-- TASK BRIEF --
Return the material word for word. Do not include pictures.

== RECORDS SHOWN ==

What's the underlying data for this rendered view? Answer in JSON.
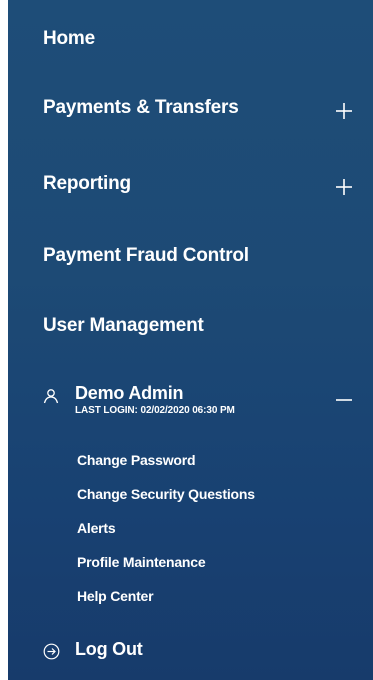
{
  "colors": {
    "panel_background": "#1d4a75",
    "text": "#ffffff"
  },
  "nav": {
    "home": "Home",
    "payments_transfers": "Payments & Transfers",
    "reporting": "Reporting",
    "payment_fraud_control": "Payment Fraud Control",
    "user_management": "User Management"
  },
  "user": {
    "name": "Demo Admin",
    "last_login_label": "LAST LOGIN:",
    "last_login_value": "02/02/2020 06:30 PM",
    "icon": "user-icon",
    "expanded": true
  },
  "submenu": [
    "Change Password",
    "Change Security Questions",
    "Alerts",
    "Profile Maintenance",
    "Help Center"
  ],
  "logout": {
    "label": "Log Out",
    "icon": "logout-arrow-icon"
  },
  "icons": {
    "expand": "plus-icon",
    "collapse": "minus-icon"
  }
}
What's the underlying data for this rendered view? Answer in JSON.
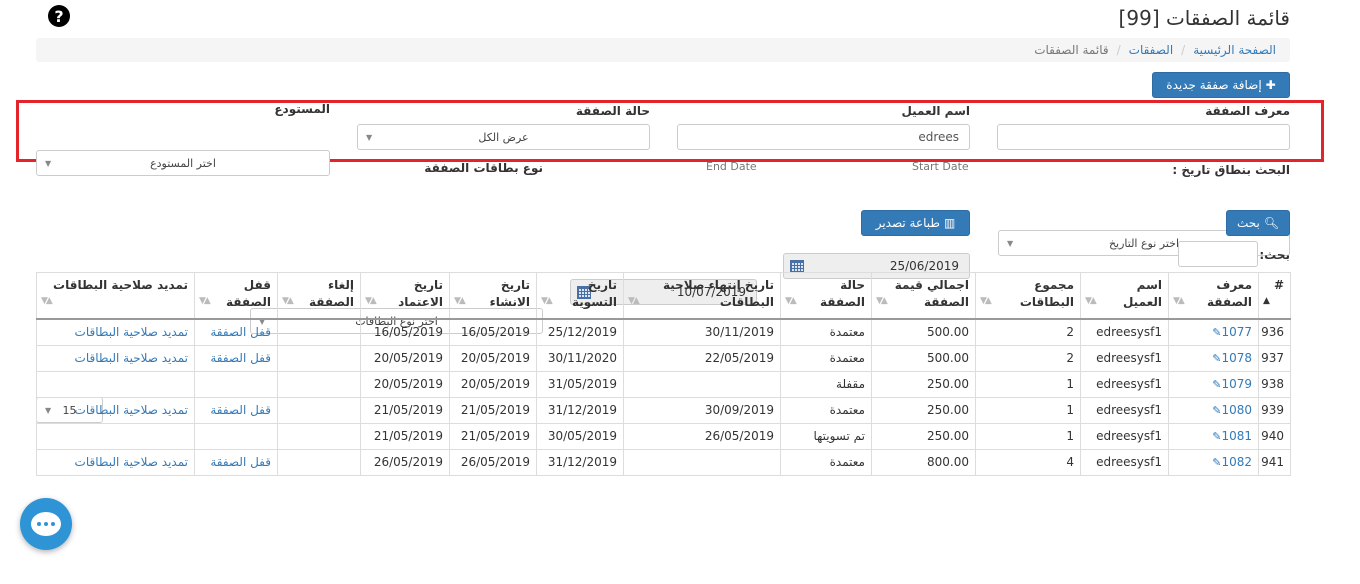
{
  "header": {
    "title": "قائمة الصفقات [99]",
    "help_icon": "question-circle-icon",
    "help_glyph": "?"
  },
  "breadcrumb": [
    "الصفحة الرئيسية",
    "الصفقات",
    "قائمة الصفقات"
  ],
  "actions": {
    "add_deal_label": "إضافة صفقة جديدة",
    "add_icon_glyph": "✚"
  },
  "filters": {
    "deal_id": {
      "label": "معرف الصفقة",
      "value": ""
    },
    "client_name": {
      "label": "اسم العميل",
      "value": "edrees"
    },
    "deal_status": {
      "label": "حالة الصفقة",
      "selected": "عرض الكل"
    },
    "warehouse": {
      "label": "المستودع",
      "selected": "اختر المستودع"
    },
    "date_range": {
      "label": "البحث بنطاق تاريخ :",
      "selected": "اختر نوع التاريخ"
    },
    "start_date": {
      "label": "Start Date",
      "value": "25/06/2019"
    },
    "end_date": {
      "label": "End Date",
      "value": "10/07/2019"
    },
    "card_type": {
      "label": "نوع بطاقات الصفقة",
      "selected": "اختر نوع البطاقات"
    },
    "search_button": "بحث",
    "print_export_button": "طباعة تصدير"
  },
  "table_controls": {
    "search_label": "بحث:",
    "page_size": "15"
  },
  "accent_color": "#337ab7",
  "highlight_color": "#e3242b",
  "table": {
    "headers": [
      "#",
      "معرف الصفقة",
      "اسم العميل",
      "مجموع البطاقات",
      "اجمالي قيمة الصفقة",
      "حالة الصفقة",
      "تاريخ إنتهاء صلاحية البطاقات",
      "تاريخ التسوية",
      "تاريخ الانشاء",
      "تاريخ الاعتماد",
      "إلغاء الصفقة",
      "قفل الصفقة",
      "تمديد صلاحية البطاقات"
    ],
    "rows": [
      [
        "936",
        "1077",
        "edreesysf1",
        "2",
        "500.00",
        "معتمدة",
        "30/11/2019",
        "25/12/2019",
        "16/05/2019",
        "16/05/2019",
        "",
        "قفل الصفقة",
        "تمديد صلاحية البطاقات"
      ],
      [
        "937",
        "1078",
        "edreesysf1",
        "2",
        "500.00",
        "معتمدة",
        "22/05/2019",
        "30/11/2020",
        "20/05/2019",
        "20/05/2019",
        "",
        "قفل الصفقة",
        "تمديد صلاحية البطاقات"
      ],
      [
        "938",
        "1079",
        "edreesysf1",
        "1",
        "250.00",
        "مقفلة",
        "",
        "31/05/2019",
        "20/05/2019",
        "20/05/2019",
        "",
        "",
        ""
      ],
      [
        "939",
        "1080",
        "edreesysf1",
        "1",
        "250.00",
        "معتمدة",
        "30/09/2019",
        "31/12/2019",
        "21/05/2019",
        "21/05/2019",
        "",
        "قفل الصفقة",
        "تمديد صلاحية البطاقات"
      ],
      [
        "940",
        "1081",
        "edreesysf1",
        "1",
        "250.00",
        "تم تسويتها",
        "26/05/2019",
        "30/05/2019",
        "21/05/2019",
        "21/05/2019",
        "",
        "",
        ""
      ],
      [
        "941",
        "1082",
        "edreesysf1",
        "4",
        "800.00",
        "معتمدة",
        "",
        "31/12/2019",
        "26/05/2019",
        "26/05/2019",
        "",
        "قفل الصفقة",
        "تمديد صلاحية البطاقات"
      ]
    ]
  }
}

===

-- COMPLETED EXERCISE --
What's the underlying data for this rendered view? Answer in JSON.
{
  "colors": {
    "panel_background": "#1d4a75",
    "text": "#ffffff"
  },
  "nav": {
    "home": "Home",
    "payments_transfers": "Payments & Transfers",
    "reporting": "Reporting",
    "payment_fraud_control": "Payment Fraud Control",
    "user_management": "User Management"
  },
  "user": {
    "name": "Demo Admin",
    "last_login_label": "LAST LOGIN:",
    "last_login_value": "02/02/2020 06:30 PM",
    "icon": "user-icon",
    "expanded": true
  },
  "submenu": [
    "Change Password",
    "Change Security Questions",
    "Alerts",
    "Profile Maintenance",
    "Help Center"
  ],
  "logout": {
    "label": "Log Out",
    "icon": "logout-arrow-icon"
  },
  "icons": {
    "expand": "plus-icon",
    "collapse": "minus-icon"
  }
}
What's the underlying data for this rendered view? Answer in JSON.
{
  "header": {
    "title": "قائمة الصفقات [99]",
    "help_icon": "question-circle-icon",
    "help_glyph": "?"
  },
  "breadcrumb": [
    "الصفحة الرئيسية",
    "الصفقات",
    "قائمة الصفقات"
  ],
  "actions": {
    "add_deal_label": "إضافة صفقة جديدة",
    "add_icon_glyph": "✚"
  },
  "filters": {
    "deal_id": {
      "label": "معرف الصفقة",
      "value": ""
    },
    "client_name": {
      "label": "اسم العميل",
      "value": "edrees"
    },
    "deal_status": {
      "label": "حالة الصفقة",
      "selected": "عرض الكل"
    },
    "warehouse": {
      "label": "المستودع",
      "selected": "اختر المستودع"
    },
    "date_range": {
      "label": "البحث بنطاق تاريخ :",
      "selected": "اختر نوع التاريخ"
    },
    "start_date": {
      "label": "Start Date",
      "value": "25/06/2019"
    },
    "end_date": {
      "label": "End Date",
      "value": "10/07/2019"
    },
    "card_type": {
      "label": "نوع بطاقات الصفقة",
      "selected": "اختر نوع البطاقات"
    },
    "search_button": "بحث",
    "print_export_button": "طباعة تصدير"
  },
  "table_controls": {
    "search_label": "بحث:",
    "page_size": "15"
  },
  "accent_color": "#337ab7",
  "highlight_color": "#e3242b",
  "table": {
    "headers": [
      "#",
      "معرف الصفقة",
      "اسم العميل",
      "مجموع البطاقات",
      "اجمالي قيمة الصفقة",
      "حالة الصفقة",
      "تاريخ إنتهاء صلاحية البطاقات",
      "تاريخ التسوية",
      "تاريخ الانشاء",
      "تاريخ الاعتماد",
      "إلغاء الصفقة",
      "قفل الصفقة",
      "تمديد صلاحية البطاقات"
    ],
    "rows": [
      [
        "936",
        "1077",
        "edreesysf1",
        "2",
        "500.00",
        "معتمدة",
        "30/11/2019",
        "25/12/2019",
        "16/05/2019",
        "16/05/2019",
        "",
        "قفل الصفقة",
        "تمديد صلاحية البطاقات"
      ],
      [
        "937",
        "1078",
        "edreesysf1",
        "2",
        "500.00",
        "معتمدة",
        "22/05/2019",
        "30/11/2020",
        "20/05/2019",
        "20/05/2019",
        "",
        "قفل الصفقة",
        "تمديد صلاحية البطاقات"
      ],
      [
        "938",
        "1079",
        "edreesysf1",
        "1",
        "250.00",
        "مقفلة",
        "",
        "31/05/2019",
        "20/05/2019",
        "20/05/2019",
        "",
        "",
        ""
      ],
      [
        "939",
        "1080",
        "edreesysf1",
        "1",
        "250.00",
        "معتمدة",
        "30/09/2019",
        "31/12/2019",
        "21/05/2019",
        "21/05/2019",
        "",
        "قفل الصفقة",
        "تمديد صلاحية البطاقات"
      ],
      [
        "940",
        "1081",
        "edreesysf1",
        "1",
        "250.00",
        "تم تسويتها",
        "26/05/2019",
        "30/05/2019",
        "21/05/2019",
        "21/05/2019",
        "",
        "",
        ""
      ],
      [
        "941",
        "1082",
        "edreesysf1",
        "4",
        "800.00",
        "معتمدة",
        "",
        "31/12/2019",
        "26/05/2019",
        "26/05/2019",
        "",
        "قفل الصفقة",
        "تمديد صلاحية البطاقات"
      ]
    ]
  }
}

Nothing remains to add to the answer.